Problem requirements | Every entry must be duplicated precisely as written.

------------------------------

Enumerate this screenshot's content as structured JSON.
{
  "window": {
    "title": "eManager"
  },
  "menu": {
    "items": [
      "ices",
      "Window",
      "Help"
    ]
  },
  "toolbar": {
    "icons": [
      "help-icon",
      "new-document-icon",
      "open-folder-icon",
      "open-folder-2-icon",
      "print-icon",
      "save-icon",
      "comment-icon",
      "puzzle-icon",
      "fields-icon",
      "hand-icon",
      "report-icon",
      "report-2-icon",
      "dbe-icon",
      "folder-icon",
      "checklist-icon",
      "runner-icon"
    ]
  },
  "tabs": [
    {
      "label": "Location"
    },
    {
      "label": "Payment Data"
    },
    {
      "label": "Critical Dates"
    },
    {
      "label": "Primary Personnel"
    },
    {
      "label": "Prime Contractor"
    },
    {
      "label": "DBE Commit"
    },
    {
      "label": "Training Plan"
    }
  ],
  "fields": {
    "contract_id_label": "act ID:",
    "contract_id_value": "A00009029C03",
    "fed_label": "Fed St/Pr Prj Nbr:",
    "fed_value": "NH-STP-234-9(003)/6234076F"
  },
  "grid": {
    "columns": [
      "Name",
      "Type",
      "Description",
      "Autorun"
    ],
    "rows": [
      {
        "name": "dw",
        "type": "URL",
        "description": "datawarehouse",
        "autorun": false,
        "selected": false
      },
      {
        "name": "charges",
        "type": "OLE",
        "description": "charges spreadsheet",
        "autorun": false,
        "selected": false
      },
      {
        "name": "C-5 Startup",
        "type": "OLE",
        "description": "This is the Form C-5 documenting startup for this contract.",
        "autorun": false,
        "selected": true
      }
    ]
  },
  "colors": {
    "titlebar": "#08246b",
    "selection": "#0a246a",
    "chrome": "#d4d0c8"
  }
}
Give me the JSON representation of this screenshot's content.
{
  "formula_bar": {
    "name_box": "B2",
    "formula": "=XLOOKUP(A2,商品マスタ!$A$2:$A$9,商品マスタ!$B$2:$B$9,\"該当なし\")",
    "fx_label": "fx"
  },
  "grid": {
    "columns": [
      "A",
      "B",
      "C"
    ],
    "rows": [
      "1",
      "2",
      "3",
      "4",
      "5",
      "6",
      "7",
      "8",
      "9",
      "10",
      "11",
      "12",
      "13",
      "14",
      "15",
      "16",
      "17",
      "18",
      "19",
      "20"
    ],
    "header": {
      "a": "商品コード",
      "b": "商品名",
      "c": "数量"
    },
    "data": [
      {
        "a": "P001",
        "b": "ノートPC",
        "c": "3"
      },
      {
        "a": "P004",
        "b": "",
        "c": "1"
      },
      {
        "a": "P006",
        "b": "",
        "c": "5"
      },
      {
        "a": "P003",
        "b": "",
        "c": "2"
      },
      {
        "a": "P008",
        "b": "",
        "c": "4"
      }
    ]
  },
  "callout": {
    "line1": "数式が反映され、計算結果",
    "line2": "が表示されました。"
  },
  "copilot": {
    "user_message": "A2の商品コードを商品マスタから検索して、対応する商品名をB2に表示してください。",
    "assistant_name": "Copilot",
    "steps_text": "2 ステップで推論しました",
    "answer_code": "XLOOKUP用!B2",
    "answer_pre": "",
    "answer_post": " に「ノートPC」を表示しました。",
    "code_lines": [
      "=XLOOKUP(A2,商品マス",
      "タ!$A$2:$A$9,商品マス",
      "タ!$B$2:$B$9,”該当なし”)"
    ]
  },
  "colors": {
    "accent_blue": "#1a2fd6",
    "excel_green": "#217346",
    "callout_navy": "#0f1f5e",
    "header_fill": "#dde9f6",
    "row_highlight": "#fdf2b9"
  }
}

------------------------------

Finished exercise |
Enumerate this screenshot's content as structured JSON.
{
  "window": {
    "title": "eManager"
  },
  "menu": {
    "items": [
      "ices",
      "Window",
      "Help"
    ]
  },
  "toolbar": {
    "icons": [
      "help-icon",
      "new-document-icon",
      "open-folder-icon",
      "open-folder-2-icon",
      "print-icon",
      "save-icon",
      "comment-icon",
      "puzzle-icon",
      "fields-icon",
      "hand-icon",
      "report-icon",
      "report-2-icon",
      "dbe-icon",
      "folder-icon",
      "checklist-icon",
      "runner-icon"
    ]
  },
  "tabs": [
    {
      "label": "Location"
    },
    {
      "label": "Payment Data"
    },
    {
      "label": "Critical Dates"
    },
    {
      "label": "Primary Personnel"
    },
    {
      "label": "Prime Contractor"
    },
    {
      "label": "DBE Commit"
    },
    {
      "label": "Training Plan"
    }
  ],
  "fields": {
    "contract_id_label": "act ID:",
    "contract_id_value": "A00009029C03",
    "fed_label": "Fed St/Pr Prj Nbr:",
    "fed_value": "NH-STP-234-9(003)/6234076F"
  },
  "grid": {
    "columns": [
      "Name",
      "Type",
      "Description",
      "Autorun"
    ],
    "rows": [
      {
        "name": "dw",
        "type": "URL",
        "description": "datawarehouse",
        "autorun": false,
        "selected": false
      },
      {
        "name": "charges",
        "type": "OLE",
        "description": "charges spreadsheet",
        "autorun": false,
        "selected": false
      },
      {
        "name": "C-5 Startup",
        "type": "OLE",
        "description": "This is the Form C-5 documenting startup for this contract.",
        "autorun": false,
        "selected": true
      }
    ]
  },
  "colors": {
    "titlebar": "#08246b",
    "selection": "#0a246a",
    "chrome": "#d4d0c8"
  }
}
Give me the JSON representation of this screenshot's content.
{
  "formula_bar": {
    "name_box": "B2",
    "formula": "=XLOOKUP(A2,商品マスタ!$A$2:$A$9,商品マスタ!$B$2:$B$9,\"該当なし\")",
    "fx_label": "fx"
  },
  "grid": {
    "columns": [
      "A",
      "B",
      "C"
    ],
    "rows": [
      "1",
      "2",
      "3",
      "4",
      "5",
      "6",
      "7",
      "8",
      "9",
      "10",
      "11",
      "12",
      "13",
      "14",
      "15",
      "16",
      "17",
      "18",
      "19",
      "20"
    ],
    "header": {
      "a": "商品コード",
      "b": "商品名",
      "c": "数量"
    },
    "data": [
      {
        "a": "P001",
        "b": "ノートPC",
        "c": "3"
      },
      {
        "a": "P004",
        "b": "",
        "c": "1"
      },
      {
        "a": "P006",
        "b": "",
        "c": "5"
      },
      {
        "a": "P003",
        "b": "",
        "c": "2"
      },
      {
        "a": "P008",
        "b": "",
        "c": "4"
      }
    ]
  },
  "callout": {
    "line1": "数式が反映され、計算結果",
    "line2": "が表示されました。"
  },
  "copilot": {
    "user_message": "A2の商品コードを商品マスタから検索して、対応する商品名をB2に表示してください。",
    "assistant_name": "Copilot",
    "steps_text": "2 ステップで推論しました",
    "answer_code": "XLOOKUP用!B2",
    "answer_pre": "",
    "answer_post": " に「ノートPC」を表示しました。",
    "code_lines": [
      "=XLOOKUP(A2,商品マス",
      "タ!$A$2:$A$9,商品マス",
      "タ!$B$2:$B$9,”該当なし”)"
    ]
  },
  "colors": {
    "accent_blue": "#1a2fd6",
    "excel_green": "#217346",
    "callout_navy": "#0f1f5e",
    "header_fill": "#dde9f6",
    "row_highlight": "#fdf2b9"
  }
}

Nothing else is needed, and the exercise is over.